Collected data:
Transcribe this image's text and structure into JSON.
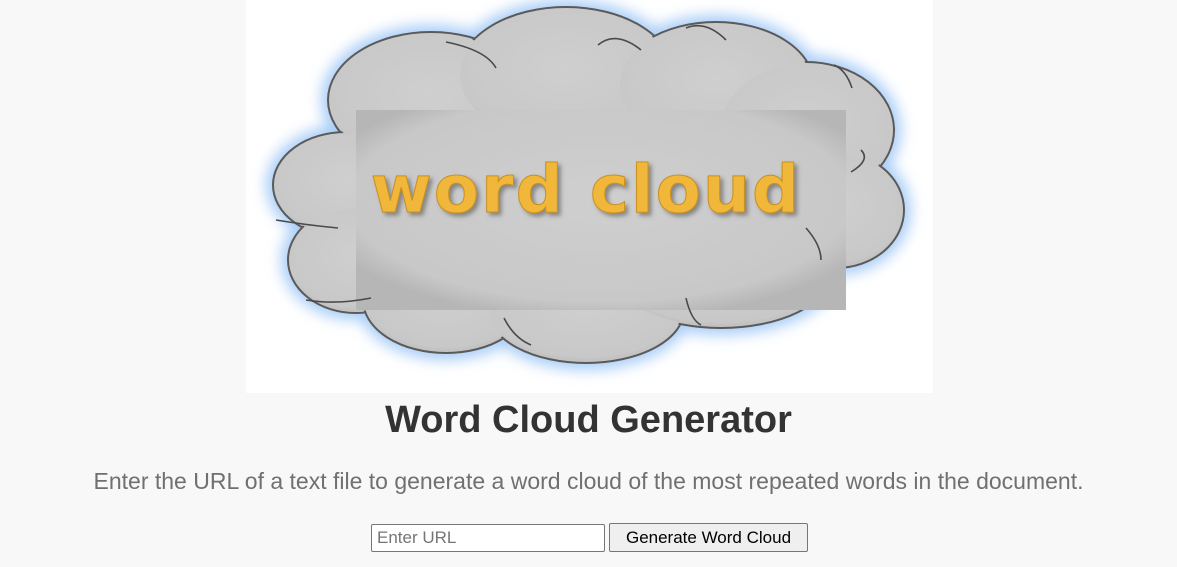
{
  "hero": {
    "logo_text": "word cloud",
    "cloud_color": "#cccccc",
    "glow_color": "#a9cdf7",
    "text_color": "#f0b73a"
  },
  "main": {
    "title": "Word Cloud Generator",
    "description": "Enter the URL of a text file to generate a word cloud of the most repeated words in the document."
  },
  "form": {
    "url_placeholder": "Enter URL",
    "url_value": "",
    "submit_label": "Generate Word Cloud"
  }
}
--
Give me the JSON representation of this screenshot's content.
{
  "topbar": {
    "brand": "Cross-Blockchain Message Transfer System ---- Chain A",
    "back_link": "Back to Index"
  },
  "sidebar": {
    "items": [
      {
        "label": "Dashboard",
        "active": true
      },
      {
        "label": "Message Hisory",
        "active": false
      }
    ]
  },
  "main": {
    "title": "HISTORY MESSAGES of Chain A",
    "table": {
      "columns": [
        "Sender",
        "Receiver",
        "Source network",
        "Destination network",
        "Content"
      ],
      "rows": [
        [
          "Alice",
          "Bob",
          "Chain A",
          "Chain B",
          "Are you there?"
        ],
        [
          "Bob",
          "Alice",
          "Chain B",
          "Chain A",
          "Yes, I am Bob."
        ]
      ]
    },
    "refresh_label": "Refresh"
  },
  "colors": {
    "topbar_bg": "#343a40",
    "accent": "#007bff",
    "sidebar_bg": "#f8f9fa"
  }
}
...
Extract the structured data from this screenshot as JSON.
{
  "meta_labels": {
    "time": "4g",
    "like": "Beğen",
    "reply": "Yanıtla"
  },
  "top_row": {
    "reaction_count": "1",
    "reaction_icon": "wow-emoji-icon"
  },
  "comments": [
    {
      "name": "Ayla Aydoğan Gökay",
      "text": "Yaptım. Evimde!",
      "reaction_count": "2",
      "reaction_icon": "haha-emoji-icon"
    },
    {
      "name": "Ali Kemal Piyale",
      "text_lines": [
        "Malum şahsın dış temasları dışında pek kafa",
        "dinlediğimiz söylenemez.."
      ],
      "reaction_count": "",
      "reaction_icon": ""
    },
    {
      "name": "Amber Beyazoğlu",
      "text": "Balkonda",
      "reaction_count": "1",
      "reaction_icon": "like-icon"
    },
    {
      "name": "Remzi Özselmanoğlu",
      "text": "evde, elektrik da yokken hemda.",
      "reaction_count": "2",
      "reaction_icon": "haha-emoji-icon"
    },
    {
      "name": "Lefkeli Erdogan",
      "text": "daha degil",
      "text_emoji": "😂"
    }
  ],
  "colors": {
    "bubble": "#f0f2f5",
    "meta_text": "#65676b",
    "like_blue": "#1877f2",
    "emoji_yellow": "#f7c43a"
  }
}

## [Task objective]
Identify the lines above that contain the word "name", then copy them.

## [Response to this exercise]
      "name": "Ayla Aydoğan Gökay",
      "name": "Ali Kemal Piyale",
      "name": "Amber Beyazoğlu",
      "name": "Remzi Özselmanoğlu",
      "name": "Lefkeli Erdogan",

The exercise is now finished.